# Instructions to follow
All lines in which the word "Reports" occurs are to be extracted.

========================================

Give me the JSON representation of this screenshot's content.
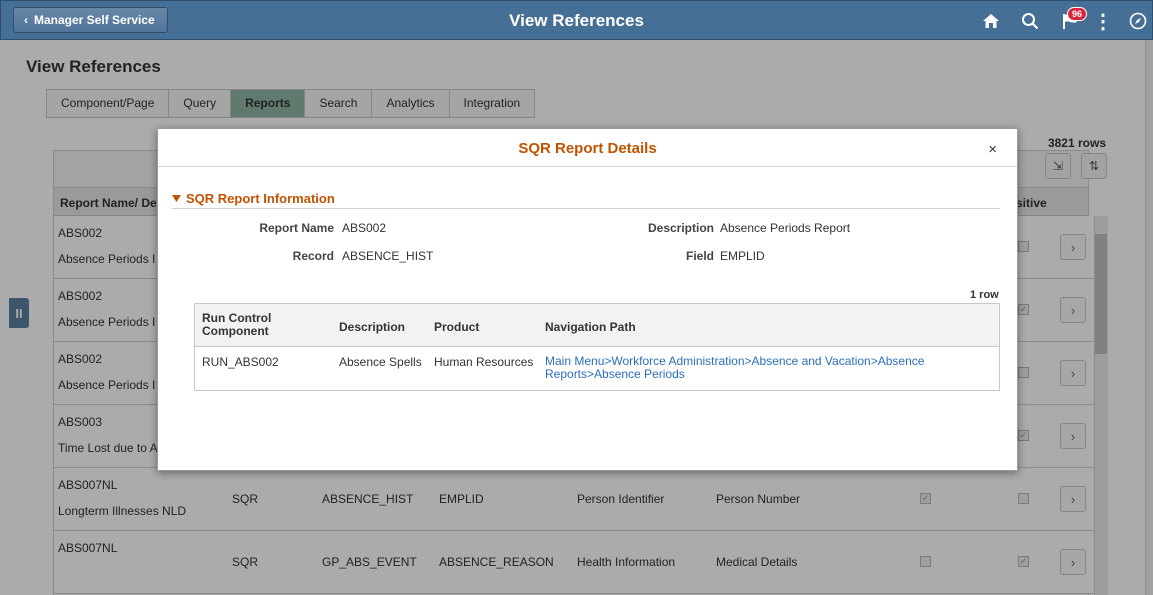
{
  "header": {
    "back_label": "Manager Self Service",
    "title": "View References",
    "notification_count": "96",
    "colors": {
      "bar": "#456f95",
      "accent": "#c05300"
    },
    "icons": [
      "back-chevron-icon",
      "home-icon",
      "search-icon",
      "notification-flag-icon",
      "more-options-icon",
      "navbar-compass-icon"
    ]
  },
  "page": {
    "title": "View References",
    "tabs": [
      "Component/Page",
      "Query",
      "Reports",
      "Search",
      "Analytics",
      "Integration"
    ],
    "active_tab": "Reports",
    "row_count": "3821 rows"
  },
  "grid": {
    "headers": {
      "report_name": "Report Name/ De",
      "sensitive": "sitive"
    },
    "rows": [
      {
        "name": "ABS002",
        "desc": "Absence Periods I",
        "type": "",
        "record": "",
        "field": "",
        "category": "",
        "label": "",
        "check1": false,
        "check2": false
      },
      {
        "name": "ABS002",
        "desc": "Absence Periods I",
        "type": "",
        "record": "",
        "field": "",
        "category": "",
        "label": "",
        "check1": false,
        "check2": true
      },
      {
        "name": "ABS002",
        "desc": "Absence Periods I",
        "type": "",
        "record": "",
        "field": "",
        "category": "",
        "label": "",
        "check1": false,
        "check2": false
      },
      {
        "name": "ABS003",
        "desc": "Time Lost due to A",
        "type": "",
        "record": "",
        "field": "",
        "category": "",
        "label": "",
        "check1": false,
        "check2": true
      },
      {
        "name": "ABS007NL",
        "desc": "Longterm Illnesses NLD",
        "type": "SQR",
        "record": "ABSENCE_HIST",
        "field": "EMPLID",
        "category": "Person Identifier",
        "label": "Person Number",
        "check1": true,
        "check2": false
      },
      {
        "name": "ABS007NL",
        "desc": "",
        "type": "SQR",
        "record": "GP_ABS_EVENT",
        "field": "ABSENCE_REASON",
        "category": "Health Information",
        "label": "Medical Details",
        "check1": false,
        "check2": true
      }
    ]
  },
  "modal": {
    "title": "SQR Report Details",
    "close_label": "×",
    "section_title": "SQR Report Information",
    "fields": {
      "report_name_label": "Report Name",
      "report_name_value": "ABS002",
      "description_label": "Description",
      "description_value": "Absence Periods Report",
      "record_label": "Record",
      "record_value": "ABSENCE_HIST",
      "field_label": "Field",
      "field_value": "EMPLID"
    },
    "inner_row_count": "1 row",
    "table": {
      "headers": {
        "run_control": "Run Control Component",
        "description": "Description",
        "product": "Product",
        "navigation": "Navigation Path"
      },
      "rows": [
        {
          "run_control": "RUN_ABS002",
          "description": "Absence Spells",
          "product": "Human Resources",
          "navigation": "Main Menu>Workforce Administration>Absence and Vacation>Absence Reports>Absence Periods"
        }
      ]
    }
  }
}
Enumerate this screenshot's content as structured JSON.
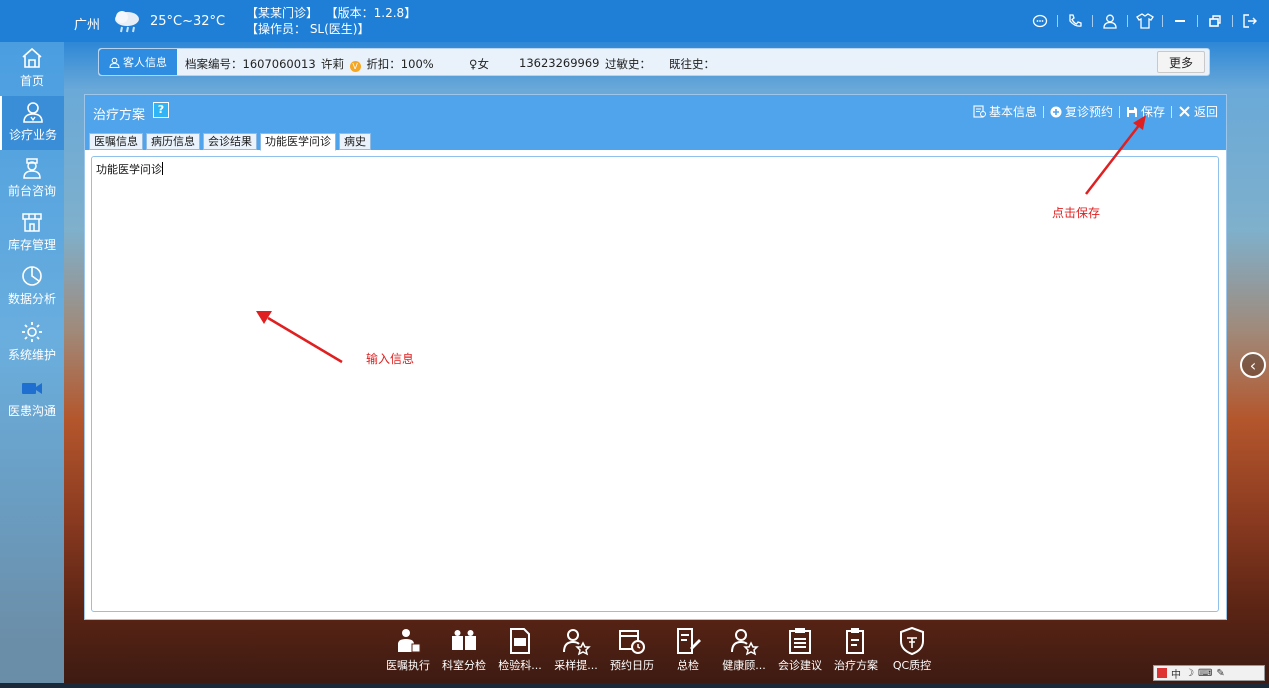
{
  "topbar": {
    "city": "广州",
    "temperature": "25°C~32°C",
    "clinic": "【某某门诊】",
    "version": "【版本：1.2.8】",
    "operator": "【操作员： SL(医生)】",
    "icons": [
      "chat-icon",
      "phone-icon",
      "user-icon",
      "skin-icon",
      "minimize-icon",
      "restore-icon",
      "exit-icon"
    ]
  },
  "sidebar": {
    "items": [
      {
        "label": "首页",
        "icon": "home-icon"
      },
      {
        "label": "诊疗业务",
        "icon": "doctor-icon"
      },
      {
        "label": "前台咨询",
        "icon": "nurse-icon"
      },
      {
        "label": "库存管理",
        "icon": "store-icon"
      },
      {
        "label": "数据分析",
        "icon": "pie-chart-icon"
      },
      {
        "label": "系统维护",
        "icon": "gear-icon"
      },
      {
        "label": "医患沟通",
        "icon": "video-icon"
      }
    ]
  },
  "patient": {
    "tag_label": "客人信息",
    "file_no": "档案编号：1607060013",
    "name": "许莉",
    "vip": "V",
    "discount": "折扣：100%",
    "gender": "女",
    "phone": "13623269969",
    "allergy": "过敏史：",
    "history": "既往史：",
    "more_label": "更多"
  },
  "panel": {
    "title": "治疗方案",
    "help": "?",
    "actions": {
      "basic_info": "基本信息",
      "revisit": "复诊预约",
      "save": "保存",
      "back": "返回"
    },
    "tabs": [
      {
        "label": "医嘱信息",
        "active": false
      },
      {
        "label": "病历信息",
        "active": false
      },
      {
        "label": "会诊结果",
        "active": false
      },
      {
        "label": "功能医学问诊",
        "active": true
      },
      {
        "label": "病史",
        "active": false
      }
    ],
    "editor_text": "功能医学问诊"
  },
  "annotations": {
    "click_save": "点击保存",
    "input_info": "输入信息",
    "color": "#e02020"
  },
  "bottombar": {
    "items": [
      {
        "label": "医嘱执行",
        "icon": "prescription-icon"
      },
      {
        "label": "科室分检",
        "icon": "department-icon"
      },
      {
        "label": "检验科...",
        "icon": "exe-icon"
      },
      {
        "label": "采样提...",
        "icon": "sample-icon"
      },
      {
        "label": "预约日历",
        "icon": "calendar-icon"
      },
      {
        "label": "总检",
        "icon": "edit-icon"
      },
      {
        "label": "健康顾...",
        "icon": "advisor-icon"
      },
      {
        "label": "会诊建议",
        "icon": "clipboard-icon"
      },
      {
        "label": "治疗方案",
        "icon": "document-icon"
      },
      {
        "label": "QC质控",
        "icon": "quality-shield-icon"
      }
    ]
  },
  "ime": {
    "text": "中"
  },
  "colors": {
    "brand": "#1f7fd6",
    "panel_head": "#4fa4ec",
    "accent_red": "#e02020"
  }
}
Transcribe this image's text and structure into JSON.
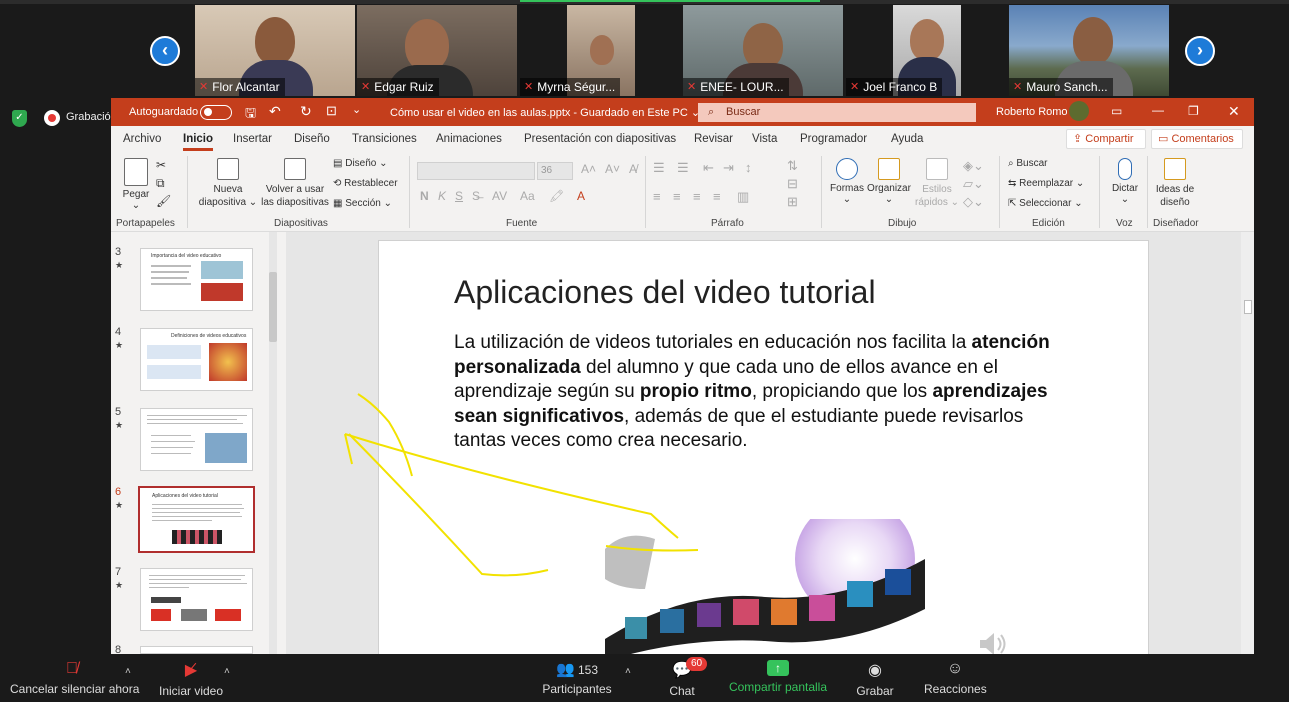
{
  "participants": [
    {
      "name": "Flor Alcantar"
    },
    {
      "name": "Edgar Ruiz"
    },
    {
      "name": "Myrna Ségur..."
    },
    {
      "name": "ENEE- LOUR..."
    },
    {
      "name": "Joel Franco B"
    },
    {
      "name": "Mauro Sanch..."
    }
  ],
  "recording_label": "Grabación",
  "ppt": {
    "autosave_label": "Autoguardado",
    "doc_title": "Cómo usar el video en las aulas.pptx  -  Guardado en Este PC ⌄",
    "search_placeholder": "Buscar",
    "user_name": "Roberto Romo",
    "menu_tabs": [
      "Archivo",
      "Inicio",
      "Insertar",
      "Diseño",
      "Transiciones",
      "Animaciones",
      "Presentación con diapositivas",
      "Revisar",
      "Vista",
      "Programador",
      "Ayuda"
    ],
    "share_label": "Compartir",
    "comments_label": "Comentarios",
    "ribbon": {
      "paste": "Pegar",
      "new_slide": "Nueva diapositiva ⌄",
      "reuse": "Volver a usar las diapositivas",
      "layout": "Diseño ⌄",
      "reset": "Restablecer",
      "section": "Sección ⌄",
      "font_size": "36",
      "shapes": "Formas",
      "arrange": "Organizar",
      "quick_styles": "Estilos rápidos ⌄",
      "find": "Buscar",
      "replace": "Reemplazar ⌄",
      "select": "Seleccionar ⌄",
      "dictate": "Dictar",
      "design_ideas": "Ideas de diseño",
      "groups": [
        "Portapapeles",
        "Diapositivas",
        "Fuente",
        "Párrafo",
        "Dibujo",
        "Edición",
        "Voz",
        "Diseñador"
      ]
    },
    "slides": [
      {
        "num": "3",
        "title": "Importancia del video educativo"
      },
      {
        "num": "4",
        "title": "Definiciones de videos educativos"
      },
      {
        "num": "5",
        "title": ""
      },
      {
        "num": "6",
        "title": "Aplicaciones del video tutorial"
      },
      {
        "num": "7",
        "title": ""
      },
      {
        "num": "8",
        "title": ""
      }
    ],
    "current_slide": {
      "title": "Aplicaciones del video tutorial",
      "t1": "La utilización de videos tutoriales en educación nos facilita la ",
      "b1": "atención personalizada",
      "t2": " del alumno y que cada uno de ellos avance en el aprendizaje según su ",
      "b2": "propio ritmo",
      "t3": ", propiciando que los ",
      "b3": "aprendizajes sean significativos",
      "t4": ", además de que el estudiante puede revisarlos tantas veces como crea necesario."
    }
  },
  "toolbar": {
    "mute_label": "Cancelar silenciar ahora",
    "video_label": "Iniciar video",
    "participants_label": "Participantes",
    "participants_count": "153",
    "chat_label": "Chat",
    "chat_badge": "60",
    "share_label": "Compartir pantalla",
    "record_label": "Grabar",
    "reactions_label": "Reacciones"
  },
  "colors": {
    "ppt_accent": "#c43e1c",
    "zoom_blue": "#1e7bd8",
    "share_green": "#35c35c",
    "annotation": "#f2e200"
  }
}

========================================

# Written solution
      "Reports",
    "active_tab": "Reports",
          "navigation": "Main Menu>Workforce Administration>Absence and Vacation>Absence Reports>Absence Periods"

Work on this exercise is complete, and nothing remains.